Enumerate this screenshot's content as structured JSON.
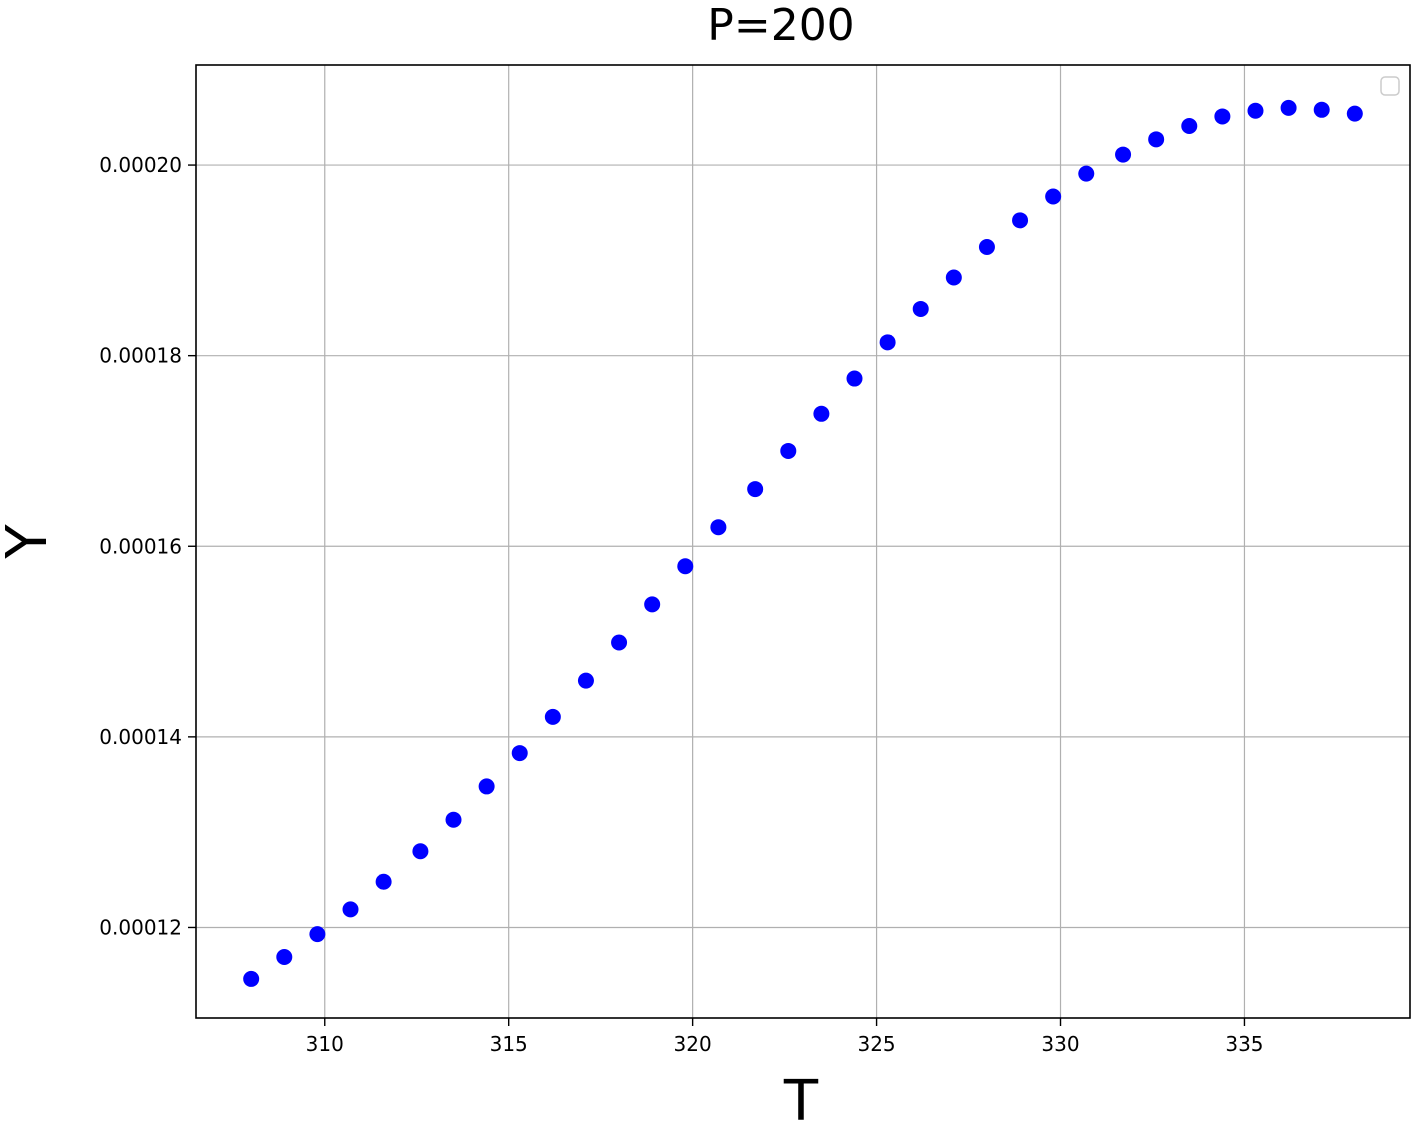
{
  "chart_data": {
    "type": "scatter",
    "title": "P=200",
    "xlabel": "T",
    "ylabel": "Y",
    "xlim": [
      306.5,
      339.5
    ],
    "ylim": [
      0.0001105,
      0.0002105
    ],
    "xticks": [
      310,
      315,
      320,
      325,
      330,
      335
    ],
    "yticks": [
      0.00012,
      0.00014,
      0.00016,
      0.00018,
      0.0002
    ],
    "xtick_labels": [
      "310",
      "315",
      "320",
      "325",
      "330",
      "335"
    ],
    "ytick_labels": [
      "0.00012",
      "0.00014",
      "0.00016",
      "0.00018",
      "0.00020"
    ],
    "grid": true,
    "legend": "top-right (empty)",
    "marker_color": "#0000ff",
    "series": [
      {
        "x": [
          308.0,
          308.9,
          309.8,
          310.7,
          311.6,
          312.6,
          313.5,
          314.4,
          315.3,
          316.2,
          317.1,
          318.0,
          318.9,
          319.8,
          320.7,
          321.7,
          322.6,
          323.5,
          324.4,
          325.3,
          326.2,
          327.1,
          328.0,
          328.9,
          329.8,
          330.7,
          331.7,
          332.6,
          333.5,
          334.4,
          335.3,
          336.2,
          337.1,
          338.0
        ],
        "y": [
          0.0001146,
          0.0001169,
          0.0001193,
          0.0001219,
          0.0001248,
          0.000128,
          0.0001313,
          0.0001348,
          0.0001383,
          0.0001421,
          0.0001459,
          0.0001499,
          0.0001539,
          0.0001579,
          0.000162,
          0.000166,
          0.00017,
          0.0001739,
          0.0001776,
          0.0001814,
          0.0001849,
          0.0001882,
          0.0001914,
          0.0001942,
          0.0001967,
          0.0001991,
          0.0002011,
          0.0002027,
          0.0002041,
          0.0002051,
          0.0002057,
          0.000206,
          0.0002058,
          0.0002054
        ]
      }
    ]
  }
}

--------------------------------

> PROMPT
Exclude every picture and copy the remaining data exactly.

> EXERCISE ANSWER
Enumerate this screenshot's content as structured JSON.
{
  "chart_data": {
    "type": "scatter",
    "title": "P=200",
    "xlabel": "T",
    "ylabel": "Y",
    "xlim": [
      306.5,
      339.5
    ],
    "ylim": [
      0.0001105,
      0.0002105
    ],
    "xticks": [
      310,
      315,
      320,
      325,
      330,
      335
    ],
    "yticks": [
      0.00012,
      0.00014,
      0.00016,
      0.00018,
      0.0002
    ],
    "xtick_labels": [
      "310",
      "315",
      "320",
      "325",
      "330",
      "335"
    ],
    "ytick_labels": [
      "0.00012",
      "0.00014",
      "0.00016",
      "0.00018",
      "0.00020"
    ],
    "grid": true,
    "legend": "top-right (empty)",
    "marker_color": "#0000ff",
    "series": [
      {
        "x": [
          308.0,
          308.9,
          309.8,
          310.7,
          311.6,
          312.6,
          313.5,
          314.4,
          315.3,
          316.2,
          317.1,
          318.0,
          318.9,
          319.8,
          320.7,
          321.7,
          322.6,
          323.5,
          324.4,
          325.3,
          326.2,
          327.1,
          328.0,
          328.9,
          329.8,
          330.7,
          331.7,
          332.6,
          333.5,
          334.4,
          335.3,
          336.2,
          337.1,
          338.0
        ],
        "y": [
          0.0001146,
          0.0001169,
          0.0001193,
          0.0001219,
          0.0001248,
          0.000128,
          0.0001313,
          0.0001348,
          0.0001383,
          0.0001421,
          0.0001459,
          0.0001499,
          0.0001539,
          0.0001579,
          0.000162,
          0.000166,
          0.00017,
          0.0001739,
          0.0001776,
          0.0001814,
          0.0001849,
          0.0001882,
          0.0001914,
          0.0001942,
          0.0001967,
          0.0001991,
          0.0002011,
          0.0002027,
          0.0002041,
          0.0002051,
          0.0002057,
          0.000206,
          0.0002058,
          0.0002054
        ]
      }
    ]
  }
}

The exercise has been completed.